**Problem details:**
Count lines, not occurrences: report how many lines in the records hold the string "JSON", and nothing else.

**Raw records:**

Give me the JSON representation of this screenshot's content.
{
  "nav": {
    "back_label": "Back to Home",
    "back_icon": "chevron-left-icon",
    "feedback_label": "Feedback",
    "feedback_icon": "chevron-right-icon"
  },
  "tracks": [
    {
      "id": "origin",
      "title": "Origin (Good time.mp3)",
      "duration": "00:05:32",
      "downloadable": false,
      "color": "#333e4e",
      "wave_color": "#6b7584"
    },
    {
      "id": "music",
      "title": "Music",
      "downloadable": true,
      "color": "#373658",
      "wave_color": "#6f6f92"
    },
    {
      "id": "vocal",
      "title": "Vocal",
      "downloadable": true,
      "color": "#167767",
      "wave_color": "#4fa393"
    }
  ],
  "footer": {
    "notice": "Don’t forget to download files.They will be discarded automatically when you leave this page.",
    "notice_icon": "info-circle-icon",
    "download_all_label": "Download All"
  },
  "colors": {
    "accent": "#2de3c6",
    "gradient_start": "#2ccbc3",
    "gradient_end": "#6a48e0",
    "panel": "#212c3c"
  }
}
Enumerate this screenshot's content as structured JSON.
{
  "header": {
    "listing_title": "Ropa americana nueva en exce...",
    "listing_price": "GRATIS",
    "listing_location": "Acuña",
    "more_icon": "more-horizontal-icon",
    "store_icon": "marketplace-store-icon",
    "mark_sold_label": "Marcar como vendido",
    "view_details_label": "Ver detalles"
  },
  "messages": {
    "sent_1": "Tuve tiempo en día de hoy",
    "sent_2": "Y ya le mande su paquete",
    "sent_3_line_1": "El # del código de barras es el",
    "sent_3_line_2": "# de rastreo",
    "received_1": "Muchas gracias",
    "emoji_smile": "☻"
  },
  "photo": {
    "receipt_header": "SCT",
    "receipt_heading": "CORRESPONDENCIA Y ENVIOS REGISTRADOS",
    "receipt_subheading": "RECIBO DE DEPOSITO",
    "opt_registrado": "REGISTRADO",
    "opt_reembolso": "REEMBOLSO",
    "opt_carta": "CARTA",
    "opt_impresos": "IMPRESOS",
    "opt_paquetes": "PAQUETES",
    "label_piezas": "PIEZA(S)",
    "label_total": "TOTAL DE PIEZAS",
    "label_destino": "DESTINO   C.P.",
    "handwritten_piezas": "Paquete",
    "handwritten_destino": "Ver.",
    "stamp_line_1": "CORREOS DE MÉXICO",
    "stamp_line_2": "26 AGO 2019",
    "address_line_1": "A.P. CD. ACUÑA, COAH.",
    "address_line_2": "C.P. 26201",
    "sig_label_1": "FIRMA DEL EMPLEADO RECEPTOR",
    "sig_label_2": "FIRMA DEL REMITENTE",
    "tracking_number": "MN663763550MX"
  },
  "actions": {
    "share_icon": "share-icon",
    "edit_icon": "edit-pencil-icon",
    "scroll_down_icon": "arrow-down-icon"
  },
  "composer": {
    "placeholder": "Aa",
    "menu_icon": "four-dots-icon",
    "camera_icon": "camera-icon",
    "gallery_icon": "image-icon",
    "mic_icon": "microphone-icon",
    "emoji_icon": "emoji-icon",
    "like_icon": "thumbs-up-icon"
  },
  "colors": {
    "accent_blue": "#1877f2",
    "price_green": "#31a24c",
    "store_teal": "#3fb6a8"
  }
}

**Finished answer:**
2